[Dataset entries]
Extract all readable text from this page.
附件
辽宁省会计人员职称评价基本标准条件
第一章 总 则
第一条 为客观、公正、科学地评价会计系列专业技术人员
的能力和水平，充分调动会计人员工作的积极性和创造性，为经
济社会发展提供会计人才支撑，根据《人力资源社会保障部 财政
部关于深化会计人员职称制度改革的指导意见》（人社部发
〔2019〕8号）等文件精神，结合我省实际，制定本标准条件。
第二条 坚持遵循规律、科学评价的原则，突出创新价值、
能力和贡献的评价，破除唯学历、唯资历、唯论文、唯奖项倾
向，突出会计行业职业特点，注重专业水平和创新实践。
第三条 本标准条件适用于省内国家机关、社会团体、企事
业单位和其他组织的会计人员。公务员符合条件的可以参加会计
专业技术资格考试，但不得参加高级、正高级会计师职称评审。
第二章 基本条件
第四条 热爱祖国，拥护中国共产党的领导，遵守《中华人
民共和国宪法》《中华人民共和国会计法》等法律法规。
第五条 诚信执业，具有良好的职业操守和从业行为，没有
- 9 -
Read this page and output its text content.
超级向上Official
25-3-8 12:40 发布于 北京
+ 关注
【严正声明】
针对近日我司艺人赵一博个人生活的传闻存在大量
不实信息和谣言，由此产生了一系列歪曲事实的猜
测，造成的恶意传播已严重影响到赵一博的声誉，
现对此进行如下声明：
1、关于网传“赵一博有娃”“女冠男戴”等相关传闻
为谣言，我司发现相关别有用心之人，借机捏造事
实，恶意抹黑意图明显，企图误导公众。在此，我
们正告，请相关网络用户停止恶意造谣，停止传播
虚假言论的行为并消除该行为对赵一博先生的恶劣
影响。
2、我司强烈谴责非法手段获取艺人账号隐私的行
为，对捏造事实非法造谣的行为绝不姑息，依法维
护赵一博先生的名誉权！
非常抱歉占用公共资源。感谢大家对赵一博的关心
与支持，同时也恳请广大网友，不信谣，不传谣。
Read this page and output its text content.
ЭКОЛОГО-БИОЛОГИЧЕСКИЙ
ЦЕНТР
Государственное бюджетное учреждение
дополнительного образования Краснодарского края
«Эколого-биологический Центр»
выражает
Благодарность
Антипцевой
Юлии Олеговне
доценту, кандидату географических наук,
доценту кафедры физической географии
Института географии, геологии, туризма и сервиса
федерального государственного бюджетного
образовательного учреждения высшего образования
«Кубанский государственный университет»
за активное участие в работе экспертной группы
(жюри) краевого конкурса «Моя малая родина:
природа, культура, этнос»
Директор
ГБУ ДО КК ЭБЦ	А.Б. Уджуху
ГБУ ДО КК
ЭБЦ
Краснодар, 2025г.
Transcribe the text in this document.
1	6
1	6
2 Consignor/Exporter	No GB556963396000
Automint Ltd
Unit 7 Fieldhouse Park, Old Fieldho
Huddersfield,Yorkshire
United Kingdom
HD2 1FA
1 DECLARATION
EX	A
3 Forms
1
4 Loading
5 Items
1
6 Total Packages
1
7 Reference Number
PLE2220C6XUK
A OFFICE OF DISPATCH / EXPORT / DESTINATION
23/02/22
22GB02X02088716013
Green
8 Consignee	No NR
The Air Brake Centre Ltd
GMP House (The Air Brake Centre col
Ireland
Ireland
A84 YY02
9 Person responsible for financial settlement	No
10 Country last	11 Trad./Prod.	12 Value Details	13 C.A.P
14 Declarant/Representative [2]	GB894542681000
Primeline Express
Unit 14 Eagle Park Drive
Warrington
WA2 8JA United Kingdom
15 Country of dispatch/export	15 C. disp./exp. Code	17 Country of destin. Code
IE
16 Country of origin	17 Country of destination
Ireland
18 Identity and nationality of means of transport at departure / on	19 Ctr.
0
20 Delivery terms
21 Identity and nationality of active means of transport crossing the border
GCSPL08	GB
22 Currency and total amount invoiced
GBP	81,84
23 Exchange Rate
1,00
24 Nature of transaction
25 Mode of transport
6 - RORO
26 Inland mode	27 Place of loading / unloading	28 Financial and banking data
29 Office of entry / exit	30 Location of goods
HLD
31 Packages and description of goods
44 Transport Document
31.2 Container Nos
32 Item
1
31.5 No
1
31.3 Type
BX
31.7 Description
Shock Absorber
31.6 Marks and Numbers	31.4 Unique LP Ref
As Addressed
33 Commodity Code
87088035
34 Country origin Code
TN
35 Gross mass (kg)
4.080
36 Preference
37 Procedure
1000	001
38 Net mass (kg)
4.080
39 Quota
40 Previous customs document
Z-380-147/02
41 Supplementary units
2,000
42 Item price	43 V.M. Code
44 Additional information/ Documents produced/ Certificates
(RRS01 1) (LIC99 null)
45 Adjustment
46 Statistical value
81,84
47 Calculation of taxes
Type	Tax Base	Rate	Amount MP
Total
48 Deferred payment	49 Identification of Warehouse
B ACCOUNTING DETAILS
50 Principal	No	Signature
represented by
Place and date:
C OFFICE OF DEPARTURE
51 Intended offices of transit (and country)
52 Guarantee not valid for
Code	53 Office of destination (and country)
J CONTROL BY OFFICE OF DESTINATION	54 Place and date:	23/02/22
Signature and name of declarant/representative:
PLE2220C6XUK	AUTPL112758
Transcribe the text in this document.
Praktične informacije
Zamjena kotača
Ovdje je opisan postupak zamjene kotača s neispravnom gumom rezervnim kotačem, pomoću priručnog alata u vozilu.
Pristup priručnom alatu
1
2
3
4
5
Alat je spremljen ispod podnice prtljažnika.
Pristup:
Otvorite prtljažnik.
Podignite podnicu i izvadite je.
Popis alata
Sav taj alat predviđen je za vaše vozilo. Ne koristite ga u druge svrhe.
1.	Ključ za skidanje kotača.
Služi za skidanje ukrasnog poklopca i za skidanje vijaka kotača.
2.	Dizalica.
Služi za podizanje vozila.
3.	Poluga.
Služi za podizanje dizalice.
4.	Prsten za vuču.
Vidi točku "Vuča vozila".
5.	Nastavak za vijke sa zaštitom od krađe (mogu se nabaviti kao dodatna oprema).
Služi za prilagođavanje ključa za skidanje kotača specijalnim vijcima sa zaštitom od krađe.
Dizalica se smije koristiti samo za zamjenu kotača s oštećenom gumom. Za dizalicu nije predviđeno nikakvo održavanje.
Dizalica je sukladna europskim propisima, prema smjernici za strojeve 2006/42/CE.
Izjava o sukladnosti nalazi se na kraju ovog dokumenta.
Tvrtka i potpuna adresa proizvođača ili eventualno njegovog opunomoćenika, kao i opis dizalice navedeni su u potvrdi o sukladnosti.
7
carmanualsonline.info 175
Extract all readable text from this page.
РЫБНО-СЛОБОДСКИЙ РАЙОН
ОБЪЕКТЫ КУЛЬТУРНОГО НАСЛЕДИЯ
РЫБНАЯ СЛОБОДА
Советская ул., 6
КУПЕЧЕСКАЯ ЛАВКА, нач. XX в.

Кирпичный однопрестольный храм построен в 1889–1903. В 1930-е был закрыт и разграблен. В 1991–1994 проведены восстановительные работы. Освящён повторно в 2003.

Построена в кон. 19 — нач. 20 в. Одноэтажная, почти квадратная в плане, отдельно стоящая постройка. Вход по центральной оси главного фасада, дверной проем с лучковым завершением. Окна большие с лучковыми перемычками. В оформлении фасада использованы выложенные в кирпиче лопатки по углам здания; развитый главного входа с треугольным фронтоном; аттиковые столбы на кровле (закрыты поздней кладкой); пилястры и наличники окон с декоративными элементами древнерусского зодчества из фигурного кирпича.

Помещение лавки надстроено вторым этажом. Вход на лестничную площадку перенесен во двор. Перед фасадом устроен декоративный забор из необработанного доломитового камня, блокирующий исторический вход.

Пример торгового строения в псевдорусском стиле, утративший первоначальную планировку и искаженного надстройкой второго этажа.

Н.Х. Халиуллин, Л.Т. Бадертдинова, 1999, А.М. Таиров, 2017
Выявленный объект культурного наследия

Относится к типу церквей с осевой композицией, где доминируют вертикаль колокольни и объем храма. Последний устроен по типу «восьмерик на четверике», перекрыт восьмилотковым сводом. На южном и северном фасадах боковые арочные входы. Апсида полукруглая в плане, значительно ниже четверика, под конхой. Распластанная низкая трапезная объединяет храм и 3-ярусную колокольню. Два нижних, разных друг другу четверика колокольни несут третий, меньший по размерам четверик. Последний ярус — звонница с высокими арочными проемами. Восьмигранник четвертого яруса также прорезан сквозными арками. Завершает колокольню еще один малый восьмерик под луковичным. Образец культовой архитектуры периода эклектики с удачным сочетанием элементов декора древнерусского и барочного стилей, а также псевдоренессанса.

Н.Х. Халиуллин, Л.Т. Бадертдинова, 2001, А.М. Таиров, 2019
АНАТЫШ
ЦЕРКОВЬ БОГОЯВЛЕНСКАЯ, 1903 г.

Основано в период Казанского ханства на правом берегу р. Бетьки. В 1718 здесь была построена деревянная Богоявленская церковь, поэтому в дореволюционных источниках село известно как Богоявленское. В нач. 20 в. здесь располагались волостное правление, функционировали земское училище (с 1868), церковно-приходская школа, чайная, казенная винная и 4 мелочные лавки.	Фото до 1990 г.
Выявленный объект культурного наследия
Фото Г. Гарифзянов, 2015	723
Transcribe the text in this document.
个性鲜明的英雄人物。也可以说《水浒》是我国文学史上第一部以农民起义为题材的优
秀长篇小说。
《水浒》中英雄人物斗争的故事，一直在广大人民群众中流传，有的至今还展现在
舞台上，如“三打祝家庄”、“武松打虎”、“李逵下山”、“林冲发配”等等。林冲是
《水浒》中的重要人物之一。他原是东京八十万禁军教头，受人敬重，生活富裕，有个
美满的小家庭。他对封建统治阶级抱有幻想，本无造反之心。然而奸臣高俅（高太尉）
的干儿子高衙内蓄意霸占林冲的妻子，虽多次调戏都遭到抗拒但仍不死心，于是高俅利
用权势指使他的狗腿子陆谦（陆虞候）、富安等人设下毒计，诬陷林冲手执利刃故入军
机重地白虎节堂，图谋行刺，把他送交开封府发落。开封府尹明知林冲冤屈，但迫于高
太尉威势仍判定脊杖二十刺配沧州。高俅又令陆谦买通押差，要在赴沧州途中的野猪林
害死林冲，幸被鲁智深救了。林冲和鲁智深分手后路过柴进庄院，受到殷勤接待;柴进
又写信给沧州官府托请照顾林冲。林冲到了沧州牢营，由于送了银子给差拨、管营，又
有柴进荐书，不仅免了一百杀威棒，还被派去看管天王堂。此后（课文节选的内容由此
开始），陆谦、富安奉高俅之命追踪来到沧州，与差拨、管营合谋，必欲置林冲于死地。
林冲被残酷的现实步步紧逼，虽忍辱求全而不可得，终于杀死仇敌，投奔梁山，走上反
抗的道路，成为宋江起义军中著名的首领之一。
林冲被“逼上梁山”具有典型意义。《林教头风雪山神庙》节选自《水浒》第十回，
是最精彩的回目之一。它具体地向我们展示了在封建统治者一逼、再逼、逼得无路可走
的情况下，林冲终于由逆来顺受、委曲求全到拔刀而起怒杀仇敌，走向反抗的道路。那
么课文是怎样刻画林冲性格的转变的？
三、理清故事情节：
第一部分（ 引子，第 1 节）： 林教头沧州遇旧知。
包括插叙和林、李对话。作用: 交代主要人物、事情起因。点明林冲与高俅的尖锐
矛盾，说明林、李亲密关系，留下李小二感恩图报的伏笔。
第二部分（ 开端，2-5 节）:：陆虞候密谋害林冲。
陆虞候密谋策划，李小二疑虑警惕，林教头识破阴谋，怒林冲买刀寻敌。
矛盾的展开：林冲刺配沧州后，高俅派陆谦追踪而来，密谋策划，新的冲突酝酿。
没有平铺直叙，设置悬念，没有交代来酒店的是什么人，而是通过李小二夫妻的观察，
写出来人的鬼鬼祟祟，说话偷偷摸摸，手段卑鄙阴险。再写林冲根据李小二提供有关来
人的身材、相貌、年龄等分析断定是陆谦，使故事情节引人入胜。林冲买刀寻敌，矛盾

▶ _Work to be completed_
Pick out the lines that include the word "dizalice" and write them out.

▶ _Task answer_
Služi za podizanje dizalice.
Tvrtka i potpuna adresa proizvođača ili eventualno njegovog opunomoćenika, kao i opis dizalice navedeni su u potvrdi o sukladnosti.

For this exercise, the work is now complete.